Description of the task:
Only lines with the string "Dodaj" matter here; gather them from the material below.

(Items from a dataset)
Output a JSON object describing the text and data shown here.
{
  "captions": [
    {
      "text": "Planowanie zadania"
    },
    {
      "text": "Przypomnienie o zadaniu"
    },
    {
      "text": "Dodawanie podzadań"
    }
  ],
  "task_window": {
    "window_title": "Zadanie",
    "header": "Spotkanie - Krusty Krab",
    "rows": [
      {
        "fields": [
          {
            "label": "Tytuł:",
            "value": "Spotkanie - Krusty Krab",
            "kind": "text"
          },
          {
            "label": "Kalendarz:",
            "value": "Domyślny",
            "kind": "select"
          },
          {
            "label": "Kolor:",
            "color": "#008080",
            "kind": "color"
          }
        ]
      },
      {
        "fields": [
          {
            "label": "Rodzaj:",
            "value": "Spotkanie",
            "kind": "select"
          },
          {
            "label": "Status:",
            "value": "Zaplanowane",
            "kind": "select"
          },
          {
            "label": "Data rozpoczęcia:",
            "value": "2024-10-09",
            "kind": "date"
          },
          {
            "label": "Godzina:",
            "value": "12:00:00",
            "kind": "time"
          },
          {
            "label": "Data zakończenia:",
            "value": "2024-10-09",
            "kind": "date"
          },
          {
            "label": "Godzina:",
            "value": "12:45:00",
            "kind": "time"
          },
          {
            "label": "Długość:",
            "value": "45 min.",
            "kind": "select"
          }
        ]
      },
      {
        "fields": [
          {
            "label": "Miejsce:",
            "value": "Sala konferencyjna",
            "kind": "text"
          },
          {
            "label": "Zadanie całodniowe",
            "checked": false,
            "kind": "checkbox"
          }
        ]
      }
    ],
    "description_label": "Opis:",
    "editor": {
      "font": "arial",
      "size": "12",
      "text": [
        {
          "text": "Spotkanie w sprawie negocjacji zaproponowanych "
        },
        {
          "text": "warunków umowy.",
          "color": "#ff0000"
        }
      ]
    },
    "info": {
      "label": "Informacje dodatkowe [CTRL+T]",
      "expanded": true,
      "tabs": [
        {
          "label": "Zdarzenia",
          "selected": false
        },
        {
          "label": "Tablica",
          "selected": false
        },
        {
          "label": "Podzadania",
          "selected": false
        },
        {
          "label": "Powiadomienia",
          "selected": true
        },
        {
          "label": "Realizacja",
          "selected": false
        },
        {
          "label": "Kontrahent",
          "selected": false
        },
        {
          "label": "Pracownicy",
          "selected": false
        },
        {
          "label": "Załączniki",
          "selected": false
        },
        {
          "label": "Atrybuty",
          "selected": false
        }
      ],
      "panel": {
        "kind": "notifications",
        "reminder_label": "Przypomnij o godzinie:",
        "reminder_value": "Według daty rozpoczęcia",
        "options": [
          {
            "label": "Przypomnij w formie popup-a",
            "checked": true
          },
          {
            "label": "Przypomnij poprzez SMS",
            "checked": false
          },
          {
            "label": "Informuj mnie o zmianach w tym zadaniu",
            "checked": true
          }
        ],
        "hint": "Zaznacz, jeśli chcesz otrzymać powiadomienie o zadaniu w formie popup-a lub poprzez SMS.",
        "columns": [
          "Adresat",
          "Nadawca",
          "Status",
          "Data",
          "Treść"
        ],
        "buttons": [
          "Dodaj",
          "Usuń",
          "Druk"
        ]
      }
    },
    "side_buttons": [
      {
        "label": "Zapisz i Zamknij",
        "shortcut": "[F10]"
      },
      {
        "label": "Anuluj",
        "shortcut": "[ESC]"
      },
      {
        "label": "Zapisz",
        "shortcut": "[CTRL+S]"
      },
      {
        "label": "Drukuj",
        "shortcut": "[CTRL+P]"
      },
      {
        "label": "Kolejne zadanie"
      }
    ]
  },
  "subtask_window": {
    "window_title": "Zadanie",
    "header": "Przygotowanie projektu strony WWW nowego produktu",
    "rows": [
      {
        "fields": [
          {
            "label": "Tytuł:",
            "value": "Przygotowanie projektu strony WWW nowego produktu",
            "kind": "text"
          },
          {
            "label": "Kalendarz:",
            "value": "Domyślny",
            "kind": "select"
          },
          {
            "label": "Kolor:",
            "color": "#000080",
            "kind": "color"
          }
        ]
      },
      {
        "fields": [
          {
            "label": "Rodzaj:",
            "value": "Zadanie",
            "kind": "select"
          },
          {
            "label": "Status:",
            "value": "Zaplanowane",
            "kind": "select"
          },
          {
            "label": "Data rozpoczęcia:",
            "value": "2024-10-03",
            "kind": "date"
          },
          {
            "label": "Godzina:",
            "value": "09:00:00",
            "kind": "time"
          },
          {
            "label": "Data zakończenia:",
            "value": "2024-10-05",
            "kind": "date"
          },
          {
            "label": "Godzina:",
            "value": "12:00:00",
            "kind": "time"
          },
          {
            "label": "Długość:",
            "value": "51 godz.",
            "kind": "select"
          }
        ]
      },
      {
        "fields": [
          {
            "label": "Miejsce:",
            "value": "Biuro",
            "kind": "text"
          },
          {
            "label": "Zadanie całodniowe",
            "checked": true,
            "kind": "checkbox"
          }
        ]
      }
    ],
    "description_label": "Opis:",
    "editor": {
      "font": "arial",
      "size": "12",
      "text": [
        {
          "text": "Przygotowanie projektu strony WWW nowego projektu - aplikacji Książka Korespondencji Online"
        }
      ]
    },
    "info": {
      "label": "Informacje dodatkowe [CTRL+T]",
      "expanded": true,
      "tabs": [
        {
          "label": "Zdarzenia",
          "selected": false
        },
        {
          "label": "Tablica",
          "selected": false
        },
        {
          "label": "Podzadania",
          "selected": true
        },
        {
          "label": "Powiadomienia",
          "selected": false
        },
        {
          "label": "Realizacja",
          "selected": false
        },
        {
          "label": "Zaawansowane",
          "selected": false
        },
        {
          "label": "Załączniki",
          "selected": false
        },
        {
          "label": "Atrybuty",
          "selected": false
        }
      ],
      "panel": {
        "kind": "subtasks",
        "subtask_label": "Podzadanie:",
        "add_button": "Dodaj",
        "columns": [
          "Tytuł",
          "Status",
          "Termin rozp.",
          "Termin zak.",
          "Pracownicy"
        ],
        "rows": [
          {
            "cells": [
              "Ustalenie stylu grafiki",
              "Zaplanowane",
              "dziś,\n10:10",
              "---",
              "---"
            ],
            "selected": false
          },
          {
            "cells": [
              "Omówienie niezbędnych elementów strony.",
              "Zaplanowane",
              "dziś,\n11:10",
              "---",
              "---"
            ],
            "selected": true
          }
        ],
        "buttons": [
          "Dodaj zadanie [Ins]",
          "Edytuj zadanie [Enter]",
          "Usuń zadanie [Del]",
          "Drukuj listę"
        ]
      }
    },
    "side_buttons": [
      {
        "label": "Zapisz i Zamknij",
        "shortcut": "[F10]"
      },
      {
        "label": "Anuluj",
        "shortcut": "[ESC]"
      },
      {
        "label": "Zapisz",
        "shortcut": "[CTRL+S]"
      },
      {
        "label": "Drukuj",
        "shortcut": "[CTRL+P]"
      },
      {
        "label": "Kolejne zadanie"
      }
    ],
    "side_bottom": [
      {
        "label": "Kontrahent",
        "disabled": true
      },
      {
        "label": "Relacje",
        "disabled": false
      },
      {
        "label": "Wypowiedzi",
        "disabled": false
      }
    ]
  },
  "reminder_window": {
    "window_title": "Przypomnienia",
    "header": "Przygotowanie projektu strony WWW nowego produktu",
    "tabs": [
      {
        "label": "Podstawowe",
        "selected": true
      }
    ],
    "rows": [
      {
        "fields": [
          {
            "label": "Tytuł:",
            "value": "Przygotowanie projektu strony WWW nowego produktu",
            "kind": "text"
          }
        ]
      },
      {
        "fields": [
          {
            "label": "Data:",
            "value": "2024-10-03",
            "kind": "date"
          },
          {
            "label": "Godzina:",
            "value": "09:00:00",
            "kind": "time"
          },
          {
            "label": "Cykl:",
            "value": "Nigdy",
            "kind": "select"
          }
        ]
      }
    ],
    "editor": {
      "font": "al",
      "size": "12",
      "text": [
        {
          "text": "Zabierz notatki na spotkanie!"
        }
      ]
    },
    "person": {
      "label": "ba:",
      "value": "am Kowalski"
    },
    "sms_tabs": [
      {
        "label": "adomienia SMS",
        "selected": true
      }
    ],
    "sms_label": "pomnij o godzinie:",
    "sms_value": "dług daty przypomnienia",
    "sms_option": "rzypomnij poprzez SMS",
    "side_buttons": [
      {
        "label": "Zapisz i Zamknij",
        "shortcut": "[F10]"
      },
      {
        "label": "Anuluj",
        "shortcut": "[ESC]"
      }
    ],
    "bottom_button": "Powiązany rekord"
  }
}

Full solution:
          "Dodaj",
        "add_button": "Dodaj",
          "Dodaj zadanie [Ins]",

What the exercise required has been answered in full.